**Task prompt**
Using the records below, locate all lines containing "Ayudas" and return them.

* BEGIN Input material *

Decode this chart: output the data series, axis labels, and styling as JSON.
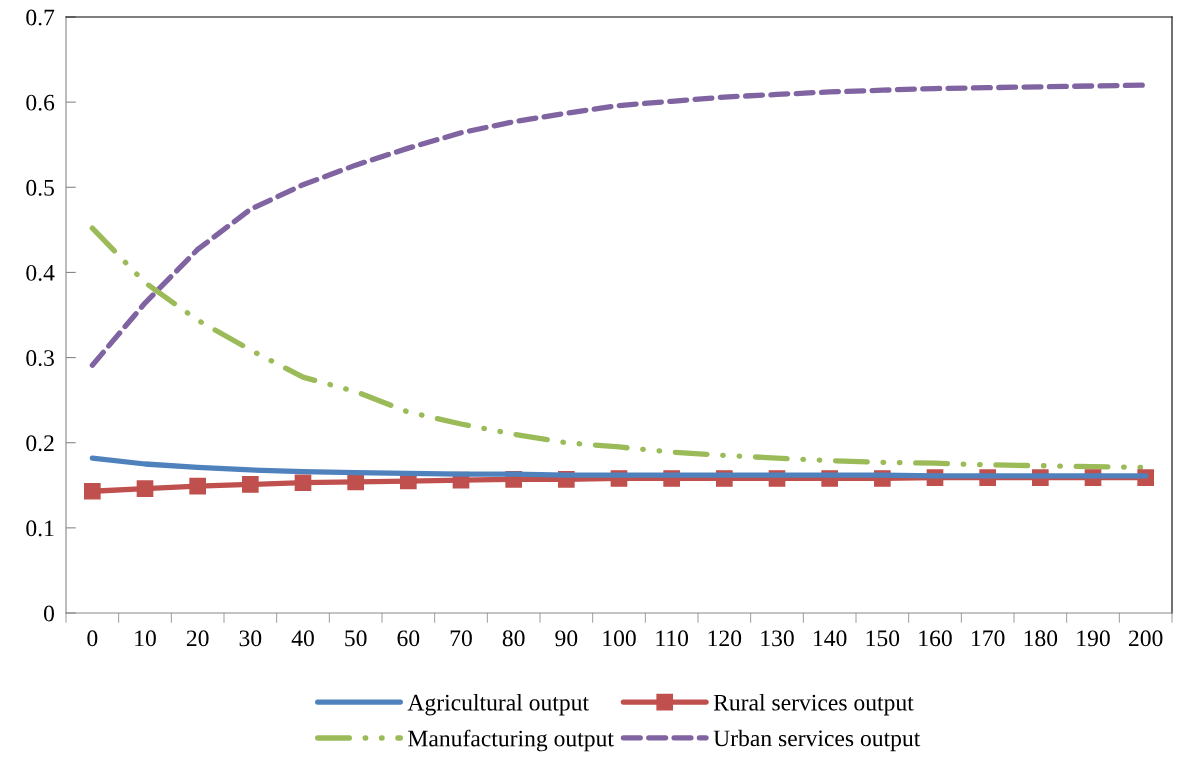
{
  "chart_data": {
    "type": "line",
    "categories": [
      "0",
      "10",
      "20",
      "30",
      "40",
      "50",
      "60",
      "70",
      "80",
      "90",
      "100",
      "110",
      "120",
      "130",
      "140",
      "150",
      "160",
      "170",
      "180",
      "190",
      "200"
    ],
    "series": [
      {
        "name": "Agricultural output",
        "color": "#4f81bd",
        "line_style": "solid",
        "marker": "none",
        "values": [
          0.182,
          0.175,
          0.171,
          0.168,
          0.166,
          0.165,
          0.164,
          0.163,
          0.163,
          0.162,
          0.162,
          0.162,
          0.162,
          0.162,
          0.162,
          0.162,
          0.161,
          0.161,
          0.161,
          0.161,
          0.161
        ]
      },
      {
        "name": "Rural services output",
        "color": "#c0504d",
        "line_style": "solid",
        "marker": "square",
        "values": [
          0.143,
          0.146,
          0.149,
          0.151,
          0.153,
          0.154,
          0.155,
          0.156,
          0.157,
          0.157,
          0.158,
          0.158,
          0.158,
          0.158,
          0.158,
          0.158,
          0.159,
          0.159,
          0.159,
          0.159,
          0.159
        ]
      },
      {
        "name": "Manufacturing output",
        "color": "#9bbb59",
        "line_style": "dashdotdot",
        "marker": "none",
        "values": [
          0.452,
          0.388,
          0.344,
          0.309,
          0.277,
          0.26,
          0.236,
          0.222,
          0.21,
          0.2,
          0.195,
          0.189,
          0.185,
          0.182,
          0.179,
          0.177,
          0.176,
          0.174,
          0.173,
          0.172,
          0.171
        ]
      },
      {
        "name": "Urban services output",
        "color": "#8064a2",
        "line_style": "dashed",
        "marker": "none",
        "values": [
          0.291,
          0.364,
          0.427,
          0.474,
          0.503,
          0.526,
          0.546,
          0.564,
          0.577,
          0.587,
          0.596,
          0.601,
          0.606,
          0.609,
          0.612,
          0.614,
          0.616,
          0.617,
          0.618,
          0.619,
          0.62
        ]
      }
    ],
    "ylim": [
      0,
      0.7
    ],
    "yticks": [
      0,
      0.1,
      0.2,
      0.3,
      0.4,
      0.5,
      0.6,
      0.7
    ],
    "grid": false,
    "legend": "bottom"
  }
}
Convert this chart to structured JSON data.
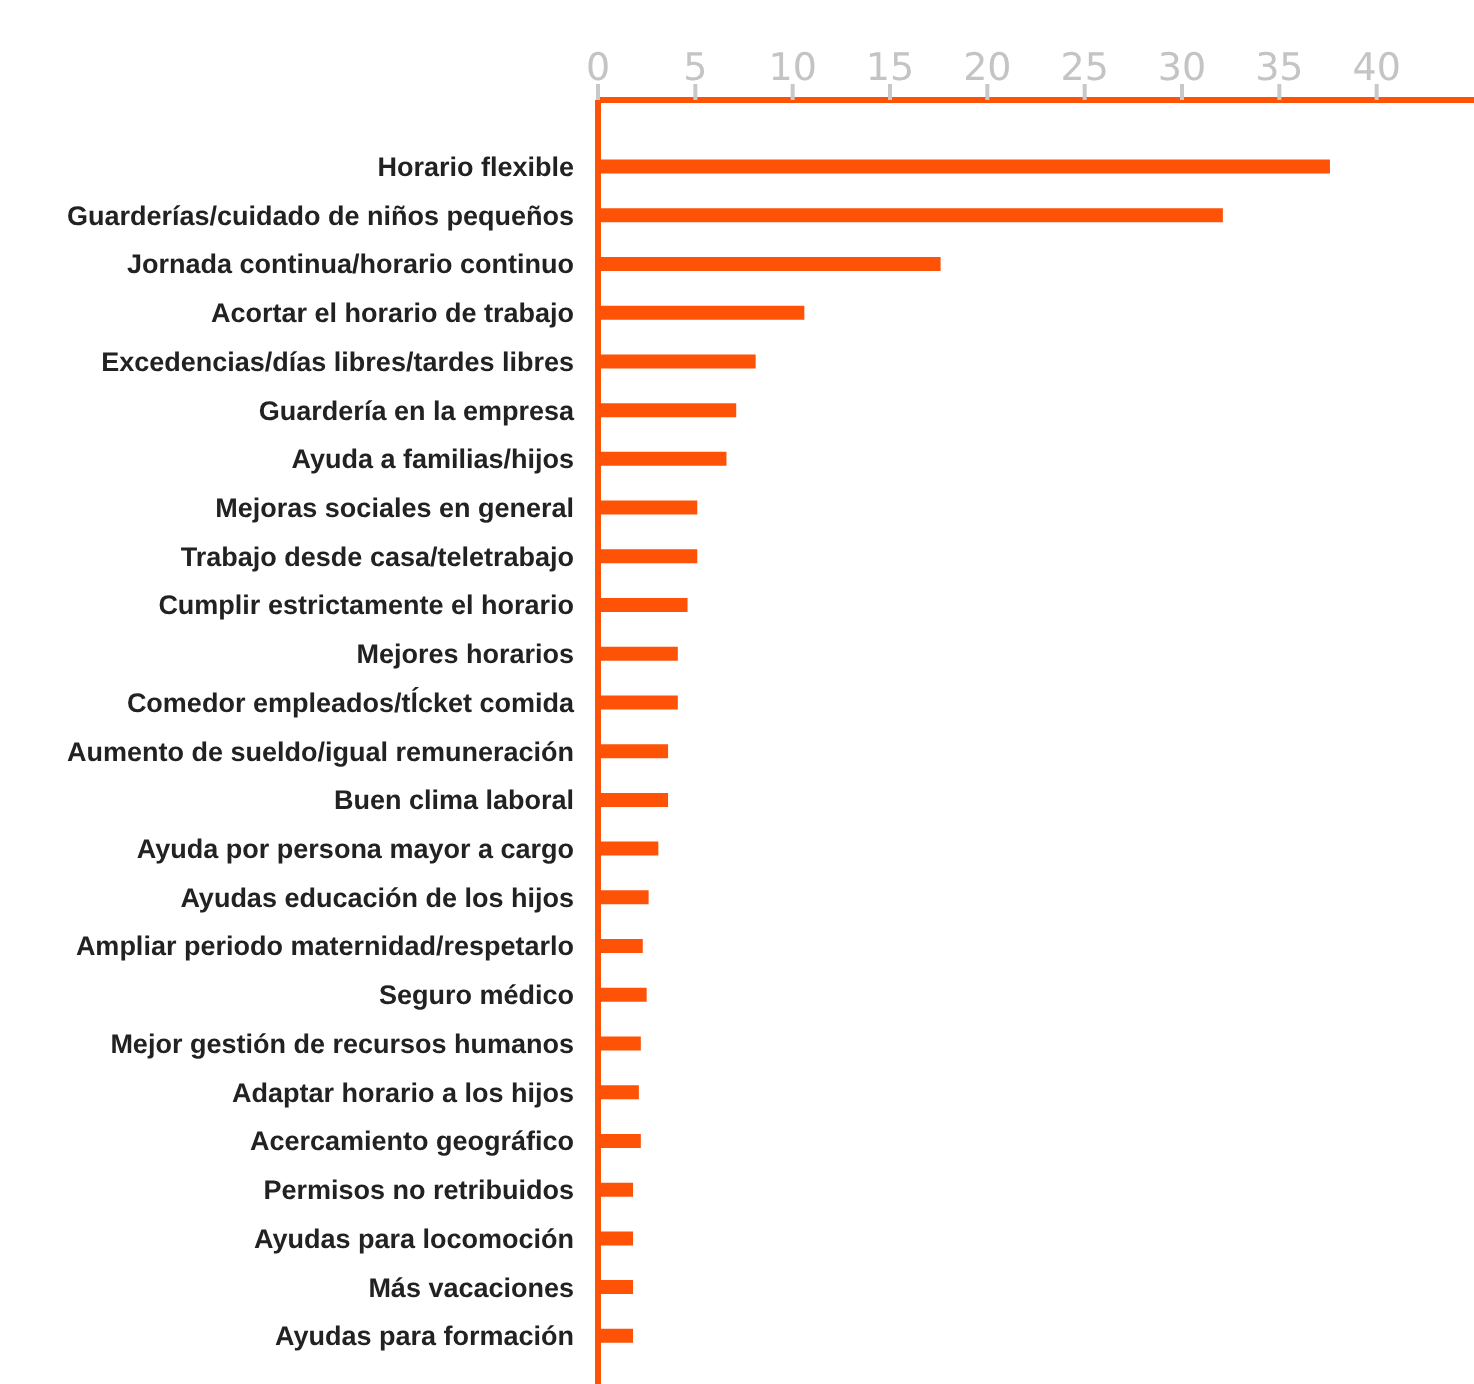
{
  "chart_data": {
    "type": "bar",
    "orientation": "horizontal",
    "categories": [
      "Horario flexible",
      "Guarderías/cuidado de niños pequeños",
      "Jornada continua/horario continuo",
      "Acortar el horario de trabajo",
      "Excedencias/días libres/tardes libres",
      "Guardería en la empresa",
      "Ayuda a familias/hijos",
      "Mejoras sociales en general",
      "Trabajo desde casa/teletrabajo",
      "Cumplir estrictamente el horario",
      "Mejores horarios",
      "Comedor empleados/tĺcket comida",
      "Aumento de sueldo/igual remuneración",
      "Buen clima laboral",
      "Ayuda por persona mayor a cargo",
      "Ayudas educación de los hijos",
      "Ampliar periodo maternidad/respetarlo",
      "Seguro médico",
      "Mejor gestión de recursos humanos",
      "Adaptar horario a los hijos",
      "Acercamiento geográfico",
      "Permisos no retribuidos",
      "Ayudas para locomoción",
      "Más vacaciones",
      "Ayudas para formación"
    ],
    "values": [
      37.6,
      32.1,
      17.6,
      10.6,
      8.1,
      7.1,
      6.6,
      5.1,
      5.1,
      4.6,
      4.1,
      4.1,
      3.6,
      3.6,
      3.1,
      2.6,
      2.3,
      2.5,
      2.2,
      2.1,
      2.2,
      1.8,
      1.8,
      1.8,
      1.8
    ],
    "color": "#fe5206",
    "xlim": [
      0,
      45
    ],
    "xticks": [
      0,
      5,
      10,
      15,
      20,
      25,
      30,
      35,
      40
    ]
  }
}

* END Input material *

**Solution below**
      "Ayudas educación de los hijos",
      "Ayudas para locomoción",
      "Ayudas para formación"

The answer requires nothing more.